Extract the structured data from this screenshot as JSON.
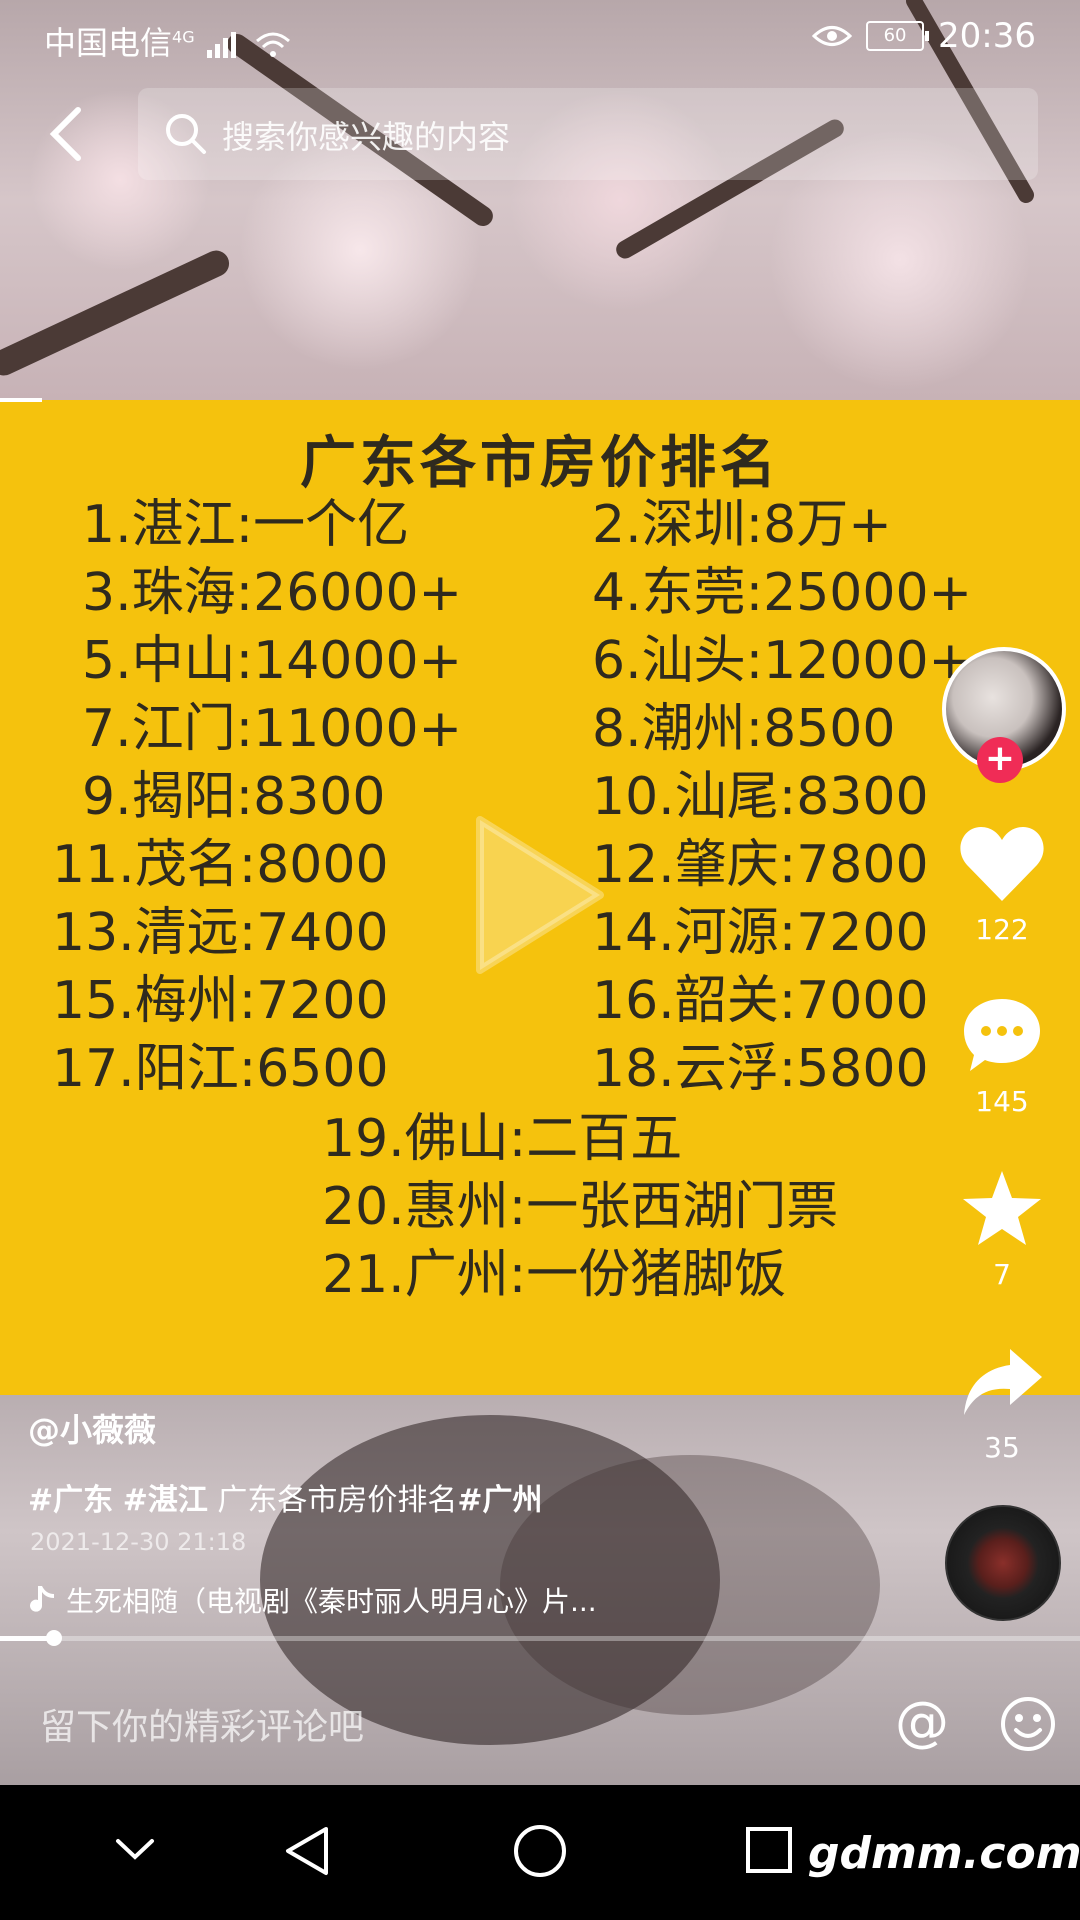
{
  "status_bar": {
    "carrier": "中国电信",
    "network": "4G",
    "battery": "60",
    "time": "20:36"
  },
  "search": {
    "placeholder": "搜索你感兴趣的内容",
    "icon": "search-icon"
  },
  "card": {
    "title": "广东各市房价排名",
    "rows": [
      {
        "left": "1.湛江:一个亿",
        "right": "2.深圳:8万+"
      },
      {
        "left": "3.珠海:26000+",
        "right": "4.东莞:25000+"
      },
      {
        "left": "5.中山:14000+",
        "right": "6.汕头:12000+"
      },
      {
        "left": "7.江门:11000+",
        "right": "8.潮州:8500"
      },
      {
        "left": "9.揭阳:8300",
        "right": "10.汕尾:8300"
      },
      {
        "left": "11.茂名:8000",
        "right": "12.肇庆:7800"
      },
      {
        "left": "13.清远:7400",
        "right": "14.河源:7200"
      },
      {
        "left": "15.梅州:7200",
        "right": "16.韶关:7000"
      },
      {
        "left": "17.阳江:6500",
        "right": "18.云浮:5800"
      }
    ],
    "center_rows": [
      "19.佛山:二百五",
      "20.惠州:一张西湖门票",
      "21.广州:一份猪脚饭"
    ],
    "color": "#f5c20d"
  },
  "actions": {
    "likes": "122",
    "comments": "145",
    "favorites": "7",
    "shares": "35"
  },
  "post": {
    "author": "@小薇薇",
    "tag1": "#广东",
    "tag2": "#湛江",
    "caption_text": "广东各市房价排名",
    "tag3": "#广州",
    "date": "2021-12-30 21:18",
    "music": "生死相随（电视剧《秦时丽人明月心》片..."
  },
  "progress": {
    "fraction": 0.05
  },
  "comment": {
    "placeholder": "留下你的精彩评论吧",
    "at_symbol": "@"
  },
  "watermark": "gdmm.com",
  "colors": {
    "accent": "#f02c56"
  }
}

**What this task involves**
Copy the records exactly as they appear, excluding images.

**Result of the exercise**
Extract the structured data from this screenshot as JSON.
{
  "status_bar": {
    "carrier": "中国电信",
    "network": "4G",
    "battery": "60",
    "time": "20:36"
  },
  "search": {
    "placeholder": "搜索你感兴趣的内容",
    "icon": "search-icon"
  },
  "card": {
    "title": "广东各市房价排名",
    "rows": [
      {
        "left": "1.湛江:一个亿",
        "right": "2.深圳:8万+"
      },
      {
        "left": "3.珠海:26000+",
        "right": "4.东莞:25000+"
      },
      {
        "left": "5.中山:14000+",
        "right": "6.汕头:12000+"
      },
      {
        "left": "7.江门:11000+",
        "right": "8.潮州:8500"
      },
      {
        "left": "9.揭阳:8300",
        "right": "10.汕尾:8300"
      },
      {
        "left": "11.茂名:8000",
        "right": "12.肇庆:7800"
      },
      {
        "left": "13.清远:7400",
        "right": "14.河源:7200"
      },
      {
        "left": "15.梅州:7200",
        "right": "16.韶关:7000"
      },
      {
        "left": "17.阳江:6500",
        "right": "18.云浮:5800"
      }
    ],
    "center_rows": [
      "19.佛山:二百五",
      "20.惠州:一张西湖门票",
      "21.广州:一份猪脚饭"
    ],
    "color": "#f5c20d"
  },
  "actions": {
    "likes": "122",
    "comments": "145",
    "favorites": "7",
    "shares": "35"
  },
  "post": {
    "author": "@小薇薇",
    "tag1": "#广东",
    "tag2": "#湛江",
    "caption_text": "广东各市房价排名",
    "tag3": "#广州",
    "date": "2021-12-30 21:18",
    "music": "生死相随（电视剧《秦时丽人明月心》片..."
  },
  "progress": {
    "fraction": 0.05
  },
  "comment": {
    "placeholder": "留下你的精彩评论吧",
    "at_symbol": "@"
  },
  "watermark": "gdmm.com",
  "colors": {
    "accent": "#f02c56"
  }
}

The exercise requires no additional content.